- **OBJECTIVE**:
Pictures do not belong in your copy. Repeat all the other data exactly.

- **INFORMATION SHOWN**:
::::::::
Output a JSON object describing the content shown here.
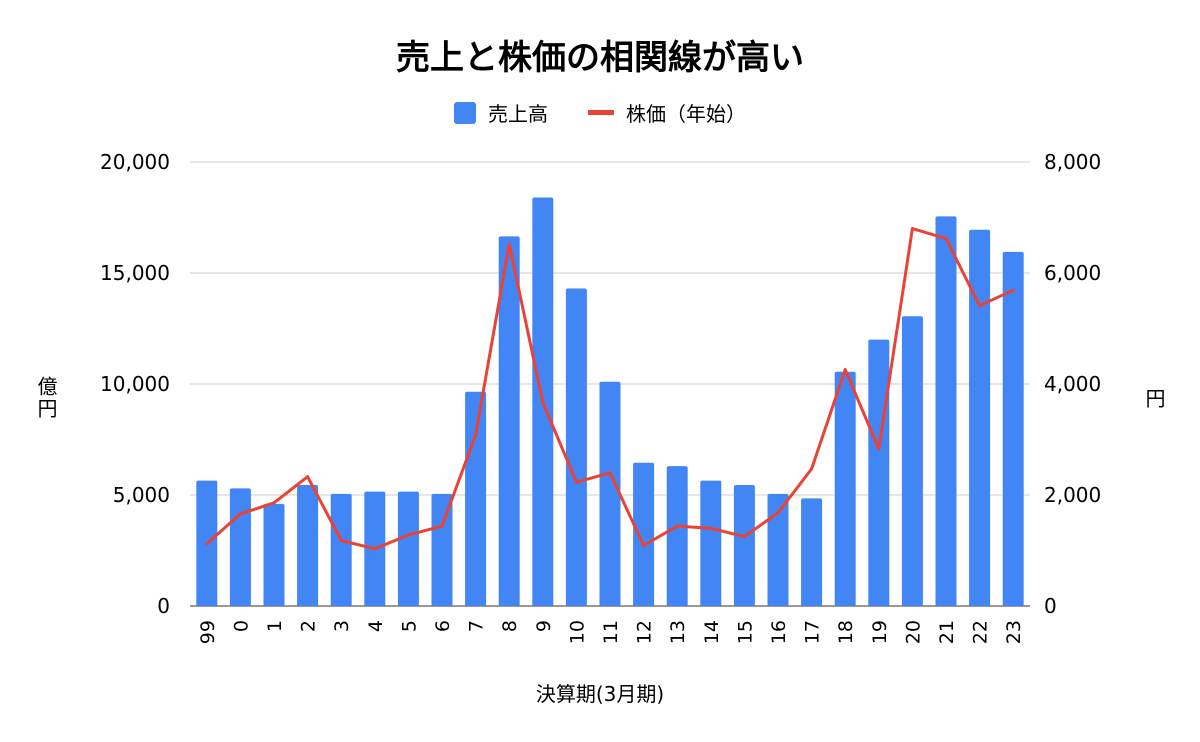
{
  "chart_data": {
    "type": "bar",
    "title": "売上と株価の相関線が高い",
    "xlabel": "決算期(3月期)",
    "ylabel": "億円",
    "y2label": "円",
    "categories": [
      "99",
      "0",
      "1",
      "2",
      "3",
      "4",
      "5",
      "6",
      "7",
      "8",
      "9",
      "10",
      "11",
      "12",
      "13",
      "14",
      "15",
      "16",
      "17",
      "18",
      "19",
      "20",
      "21",
      "22",
      "23"
    ],
    "series": [
      {
        "name": "売上高",
        "type": "bar",
        "axis": "left",
        "color": "#4285F4",
        "values": [
          5650,
          5300,
          4600,
          5450,
          5050,
          5150,
          5150,
          5050,
          9650,
          16650,
          18400,
          14300,
          10100,
          6450,
          6300,
          5650,
          5450,
          5050,
          4850,
          10550,
          12000,
          13050,
          17550,
          16950,
          15950
        ]
      },
      {
        "name": "株価（年始）",
        "type": "line",
        "axis": "right",
        "color": "#EA4335",
        "values": [
          1120,
          1660,
          1860,
          2330,
          1180,
          1030,
          1280,
          1440,
          3080,
          6520,
          3670,
          2230,
          2400,
          1090,
          1440,
          1400,
          1250,
          1680,
          2470,
          4260,
          2830,
          6800,
          6620,
          5410,
          5690
        ]
      }
    ],
    "ylim": [
      0,
      20000
    ],
    "y2lim": [
      0,
      8000
    ],
    "y_ticks": [
      "0",
      "5,000",
      "10,000",
      "15,000",
      "20,000"
    ],
    "y2_ticks": [
      "0",
      "2,000",
      "4,000",
      "6,000",
      "8,000"
    ],
    "grid": true,
    "legend": "top-center"
  },
  "colors": {
    "grid": "#cccccc",
    "axis": "#333333"
  }
}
::::::::
- **ANSWER TO THIS TASK**:
Output a JSON object describing the content shown here.
{
  "chart_data": {
    "type": "bar",
    "title": "売上と株価の相関線が高い",
    "xlabel": "決算期(3月期)",
    "ylabel": "億円",
    "y2label": "円",
    "categories": [
      "99",
      "0",
      "1",
      "2",
      "3",
      "4",
      "5",
      "6",
      "7",
      "8",
      "9",
      "10",
      "11",
      "12",
      "13",
      "14",
      "15",
      "16",
      "17",
      "18",
      "19",
      "20",
      "21",
      "22",
      "23"
    ],
    "series": [
      {
        "name": "売上高",
        "type": "bar",
        "axis": "left",
        "color": "#4285F4",
        "values": [
          5650,
          5300,
          4600,
          5450,
          5050,
          5150,
          5150,
          5050,
          9650,
          16650,
          18400,
          14300,
          10100,
          6450,
          6300,
          5650,
          5450,
          5050,
          4850,
          10550,
          12000,
          13050,
          17550,
          16950,
          15950
        ]
      },
      {
        "name": "株価（年始）",
        "type": "line",
        "axis": "right",
        "color": "#EA4335",
        "values": [
          1120,
          1660,
          1860,
          2330,
          1180,
          1030,
          1280,
          1440,
          3080,
          6520,
          3670,
          2230,
          2400,
          1090,
          1440,
          1400,
          1250,
          1680,
          2470,
          4260,
          2830,
          6800,
          6620,
          5410,
          5690
        ]
      }
    ],
    "ylim": [
      0,
      20000
    ],
    "y2lim": [
      0,
      8000
    ],
    "y_ticks": [
      "0",
      "5,000",
      "10,000",
      "15,000",
      "20,000"
    ],
    "y2_ticks": [
      "0",
      "2,000",
      "4,000",
      "6,000",
      "8,000"
    ],
    "grid": true,
    "legend": "top-center"
  },
  "colors": {
    "grid": "#cccccc",
    "axis": "#333333"
  }
}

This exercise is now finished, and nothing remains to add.